# STATED TASK
Reproduce every line in the listing that contains the word "REDIRECT".

# INPUT DATA
# # #

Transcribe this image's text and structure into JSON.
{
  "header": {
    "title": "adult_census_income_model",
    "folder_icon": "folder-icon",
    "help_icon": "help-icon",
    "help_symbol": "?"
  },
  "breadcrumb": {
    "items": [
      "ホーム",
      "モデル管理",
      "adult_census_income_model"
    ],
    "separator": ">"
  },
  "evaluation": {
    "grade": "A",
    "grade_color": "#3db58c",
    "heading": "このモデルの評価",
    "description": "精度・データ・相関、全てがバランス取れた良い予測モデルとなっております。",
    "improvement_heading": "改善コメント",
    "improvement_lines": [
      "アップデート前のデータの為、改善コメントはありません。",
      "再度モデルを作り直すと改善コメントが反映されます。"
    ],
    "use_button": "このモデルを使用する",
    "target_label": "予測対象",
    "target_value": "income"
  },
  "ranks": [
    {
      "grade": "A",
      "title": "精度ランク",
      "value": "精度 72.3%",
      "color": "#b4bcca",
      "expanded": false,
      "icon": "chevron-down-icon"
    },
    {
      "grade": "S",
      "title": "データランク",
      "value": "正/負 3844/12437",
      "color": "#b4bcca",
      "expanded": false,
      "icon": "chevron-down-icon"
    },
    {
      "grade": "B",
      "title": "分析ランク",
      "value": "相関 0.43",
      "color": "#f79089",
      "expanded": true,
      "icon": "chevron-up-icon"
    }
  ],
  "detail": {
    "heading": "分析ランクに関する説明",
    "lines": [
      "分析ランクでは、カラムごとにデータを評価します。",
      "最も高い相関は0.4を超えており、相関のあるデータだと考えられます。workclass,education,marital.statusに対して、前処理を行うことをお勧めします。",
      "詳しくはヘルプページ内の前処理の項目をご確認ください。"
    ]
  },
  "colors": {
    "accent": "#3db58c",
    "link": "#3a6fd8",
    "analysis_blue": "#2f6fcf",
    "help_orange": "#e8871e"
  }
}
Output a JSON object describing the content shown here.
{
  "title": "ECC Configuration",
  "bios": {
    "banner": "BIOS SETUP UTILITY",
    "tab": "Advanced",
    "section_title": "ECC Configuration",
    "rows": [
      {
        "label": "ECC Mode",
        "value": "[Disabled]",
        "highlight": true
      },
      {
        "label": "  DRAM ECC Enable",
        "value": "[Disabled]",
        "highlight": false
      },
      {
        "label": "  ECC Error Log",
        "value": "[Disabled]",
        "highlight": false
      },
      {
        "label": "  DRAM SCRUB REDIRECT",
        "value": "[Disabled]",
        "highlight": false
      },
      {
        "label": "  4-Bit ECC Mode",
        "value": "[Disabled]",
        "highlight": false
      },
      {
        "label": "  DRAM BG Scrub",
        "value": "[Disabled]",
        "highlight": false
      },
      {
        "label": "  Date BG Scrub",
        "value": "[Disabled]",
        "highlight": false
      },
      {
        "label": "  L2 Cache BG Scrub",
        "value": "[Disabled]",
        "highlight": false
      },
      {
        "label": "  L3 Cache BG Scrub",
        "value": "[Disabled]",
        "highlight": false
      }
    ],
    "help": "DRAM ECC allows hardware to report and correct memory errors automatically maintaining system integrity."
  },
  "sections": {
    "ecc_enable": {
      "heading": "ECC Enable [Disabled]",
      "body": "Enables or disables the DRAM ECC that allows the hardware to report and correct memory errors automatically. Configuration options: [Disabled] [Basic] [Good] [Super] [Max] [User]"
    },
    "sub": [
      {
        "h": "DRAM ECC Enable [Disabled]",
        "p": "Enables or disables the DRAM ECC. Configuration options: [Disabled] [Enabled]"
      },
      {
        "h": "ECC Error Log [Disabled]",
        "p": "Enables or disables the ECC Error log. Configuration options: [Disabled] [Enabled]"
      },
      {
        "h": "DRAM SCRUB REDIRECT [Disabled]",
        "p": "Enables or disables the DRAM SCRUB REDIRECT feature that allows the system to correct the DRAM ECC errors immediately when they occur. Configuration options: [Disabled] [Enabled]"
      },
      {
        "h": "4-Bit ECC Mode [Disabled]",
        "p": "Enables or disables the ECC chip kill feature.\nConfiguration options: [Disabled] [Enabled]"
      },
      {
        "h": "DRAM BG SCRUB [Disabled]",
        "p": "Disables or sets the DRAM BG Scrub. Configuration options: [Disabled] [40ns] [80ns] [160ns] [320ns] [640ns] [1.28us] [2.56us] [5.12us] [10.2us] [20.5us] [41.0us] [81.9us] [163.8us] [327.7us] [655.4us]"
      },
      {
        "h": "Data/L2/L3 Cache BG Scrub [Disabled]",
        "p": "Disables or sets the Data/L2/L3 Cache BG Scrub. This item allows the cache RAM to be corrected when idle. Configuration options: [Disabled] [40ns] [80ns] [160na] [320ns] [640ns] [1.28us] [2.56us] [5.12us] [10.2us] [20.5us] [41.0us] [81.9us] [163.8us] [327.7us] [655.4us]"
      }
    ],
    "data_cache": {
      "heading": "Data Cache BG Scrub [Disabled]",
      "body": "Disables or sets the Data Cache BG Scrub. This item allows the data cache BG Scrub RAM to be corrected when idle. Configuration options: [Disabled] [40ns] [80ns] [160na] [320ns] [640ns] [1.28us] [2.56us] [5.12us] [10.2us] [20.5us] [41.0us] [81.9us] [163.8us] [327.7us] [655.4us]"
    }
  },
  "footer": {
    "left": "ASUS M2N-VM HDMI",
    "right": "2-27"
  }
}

# # #

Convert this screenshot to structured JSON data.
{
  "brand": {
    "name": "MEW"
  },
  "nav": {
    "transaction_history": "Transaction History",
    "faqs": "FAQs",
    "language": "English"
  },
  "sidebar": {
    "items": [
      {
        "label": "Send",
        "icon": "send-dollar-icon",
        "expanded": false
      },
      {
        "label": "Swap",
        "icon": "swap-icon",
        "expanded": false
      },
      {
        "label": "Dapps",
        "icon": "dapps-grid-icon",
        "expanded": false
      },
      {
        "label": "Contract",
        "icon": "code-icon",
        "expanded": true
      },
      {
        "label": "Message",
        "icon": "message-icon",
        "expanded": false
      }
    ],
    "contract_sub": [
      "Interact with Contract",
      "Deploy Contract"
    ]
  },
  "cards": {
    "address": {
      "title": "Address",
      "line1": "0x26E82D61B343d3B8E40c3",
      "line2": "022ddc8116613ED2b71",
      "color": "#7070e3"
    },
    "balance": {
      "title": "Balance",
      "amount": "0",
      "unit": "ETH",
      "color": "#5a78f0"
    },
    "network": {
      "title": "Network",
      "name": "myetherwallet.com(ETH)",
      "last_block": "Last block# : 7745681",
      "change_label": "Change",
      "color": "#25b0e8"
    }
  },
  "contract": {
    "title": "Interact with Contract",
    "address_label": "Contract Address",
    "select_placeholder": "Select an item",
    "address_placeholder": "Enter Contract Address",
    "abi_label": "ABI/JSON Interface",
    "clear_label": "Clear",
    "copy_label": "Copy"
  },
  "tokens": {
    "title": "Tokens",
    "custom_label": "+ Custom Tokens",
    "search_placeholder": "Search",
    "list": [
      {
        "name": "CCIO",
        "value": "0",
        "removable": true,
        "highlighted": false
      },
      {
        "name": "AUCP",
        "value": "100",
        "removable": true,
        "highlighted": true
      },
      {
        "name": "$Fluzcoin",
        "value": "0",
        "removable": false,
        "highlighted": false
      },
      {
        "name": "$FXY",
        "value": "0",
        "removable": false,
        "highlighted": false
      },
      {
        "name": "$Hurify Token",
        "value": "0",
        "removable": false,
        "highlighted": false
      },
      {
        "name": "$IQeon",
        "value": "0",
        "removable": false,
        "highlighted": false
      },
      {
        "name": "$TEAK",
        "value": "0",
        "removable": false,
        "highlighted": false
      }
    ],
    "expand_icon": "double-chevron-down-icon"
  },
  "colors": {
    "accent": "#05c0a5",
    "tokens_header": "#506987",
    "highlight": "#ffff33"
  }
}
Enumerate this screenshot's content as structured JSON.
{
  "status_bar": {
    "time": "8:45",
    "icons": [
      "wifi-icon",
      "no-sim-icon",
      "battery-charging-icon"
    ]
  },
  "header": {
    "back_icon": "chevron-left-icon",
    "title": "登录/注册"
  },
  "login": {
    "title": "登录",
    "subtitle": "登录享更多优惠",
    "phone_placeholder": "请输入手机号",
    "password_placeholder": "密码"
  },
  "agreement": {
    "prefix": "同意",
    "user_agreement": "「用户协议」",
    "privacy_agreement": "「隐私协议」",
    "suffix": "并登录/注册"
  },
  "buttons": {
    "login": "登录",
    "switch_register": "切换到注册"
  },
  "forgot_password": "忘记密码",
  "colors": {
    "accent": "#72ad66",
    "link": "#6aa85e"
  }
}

# # #

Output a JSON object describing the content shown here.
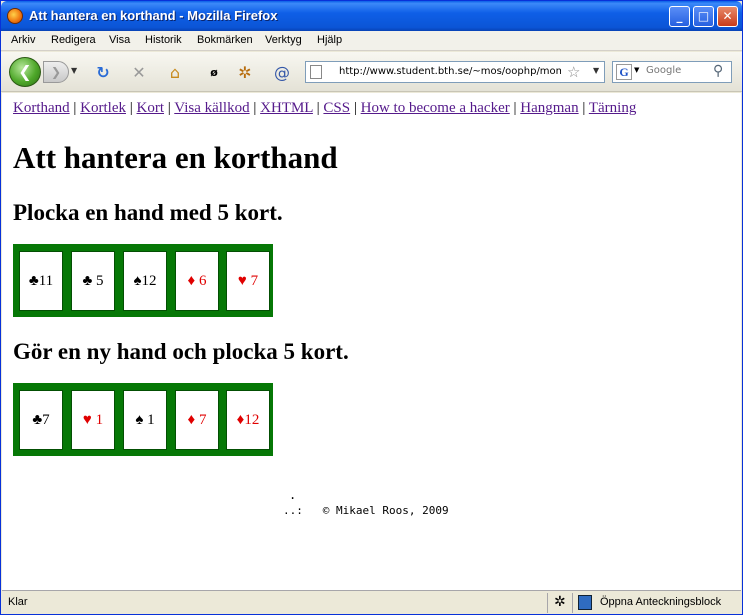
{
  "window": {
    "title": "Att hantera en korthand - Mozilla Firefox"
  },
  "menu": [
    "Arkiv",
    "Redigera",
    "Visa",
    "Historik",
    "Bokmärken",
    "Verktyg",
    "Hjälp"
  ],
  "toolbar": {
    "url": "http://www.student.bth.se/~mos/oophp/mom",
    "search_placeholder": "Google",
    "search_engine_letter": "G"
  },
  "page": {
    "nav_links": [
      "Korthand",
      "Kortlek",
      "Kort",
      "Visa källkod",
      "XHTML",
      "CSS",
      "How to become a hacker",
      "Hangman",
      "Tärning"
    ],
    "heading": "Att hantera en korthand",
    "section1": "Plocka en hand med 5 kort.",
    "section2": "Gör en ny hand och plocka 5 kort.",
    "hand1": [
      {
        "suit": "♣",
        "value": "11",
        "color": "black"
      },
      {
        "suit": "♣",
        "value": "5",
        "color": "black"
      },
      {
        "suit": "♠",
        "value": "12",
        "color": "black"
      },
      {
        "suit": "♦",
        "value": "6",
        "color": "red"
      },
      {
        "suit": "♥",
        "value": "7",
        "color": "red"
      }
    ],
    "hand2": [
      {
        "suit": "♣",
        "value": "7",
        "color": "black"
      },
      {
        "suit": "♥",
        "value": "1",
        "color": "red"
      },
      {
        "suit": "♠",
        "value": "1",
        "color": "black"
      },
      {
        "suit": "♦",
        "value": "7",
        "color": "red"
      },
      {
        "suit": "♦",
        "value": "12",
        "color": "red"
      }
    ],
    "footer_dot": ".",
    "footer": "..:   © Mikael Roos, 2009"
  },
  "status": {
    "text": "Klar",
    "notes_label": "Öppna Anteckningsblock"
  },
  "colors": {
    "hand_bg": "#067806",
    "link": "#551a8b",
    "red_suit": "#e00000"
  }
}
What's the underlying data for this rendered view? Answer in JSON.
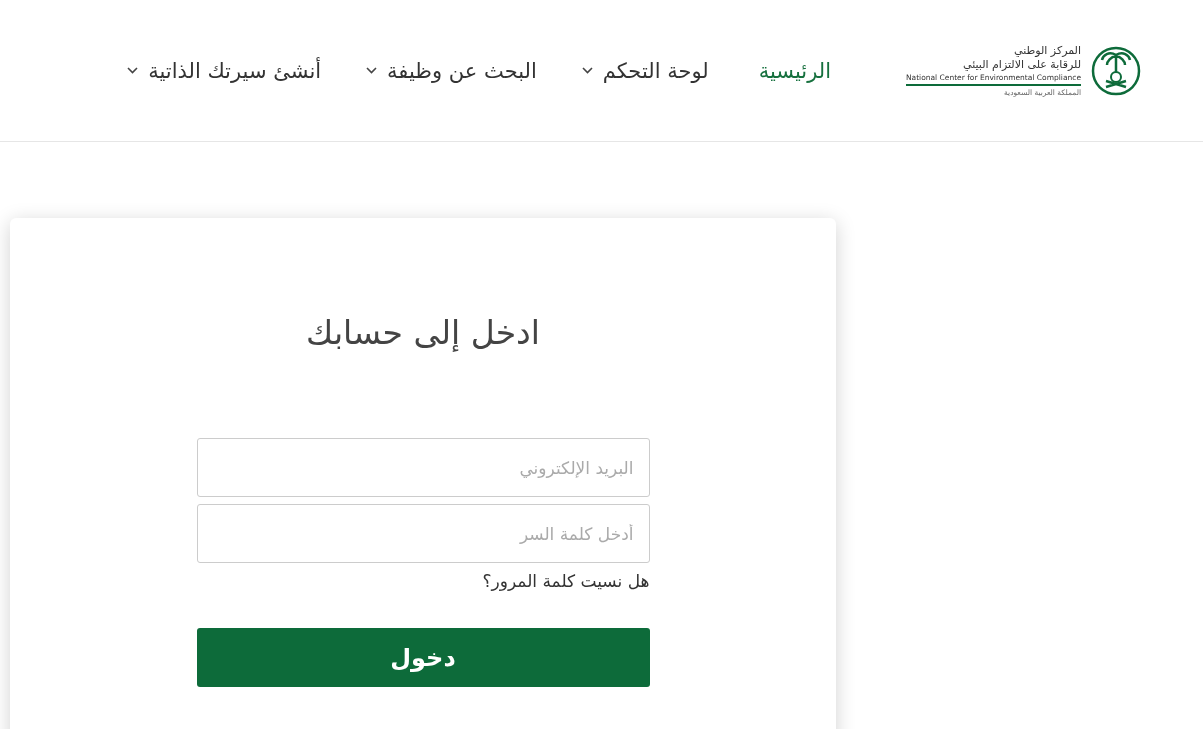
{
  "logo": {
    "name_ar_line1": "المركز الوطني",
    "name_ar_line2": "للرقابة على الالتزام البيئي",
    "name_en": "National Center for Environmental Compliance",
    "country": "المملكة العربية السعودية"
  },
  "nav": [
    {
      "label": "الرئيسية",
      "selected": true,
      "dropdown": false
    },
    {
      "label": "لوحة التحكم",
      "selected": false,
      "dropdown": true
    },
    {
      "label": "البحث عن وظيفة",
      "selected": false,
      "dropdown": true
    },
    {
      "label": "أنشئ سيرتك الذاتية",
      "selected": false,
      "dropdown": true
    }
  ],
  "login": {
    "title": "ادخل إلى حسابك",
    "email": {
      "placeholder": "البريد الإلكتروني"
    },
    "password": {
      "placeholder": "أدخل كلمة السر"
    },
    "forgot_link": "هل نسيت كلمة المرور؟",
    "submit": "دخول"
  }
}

# # #

# TASK ANSWER
        "label": "  DRAM SCRUB REDIRECT",
        "h": "DRAM SCRUB REDIRECT [Disabled]",
        "p": "Enables or disables the DRAM SCRUB REDIRECT feature that allows the system to correct the DRAM ECC errors immediately when they occur. Configuration options: [Disabled] [Enabled]"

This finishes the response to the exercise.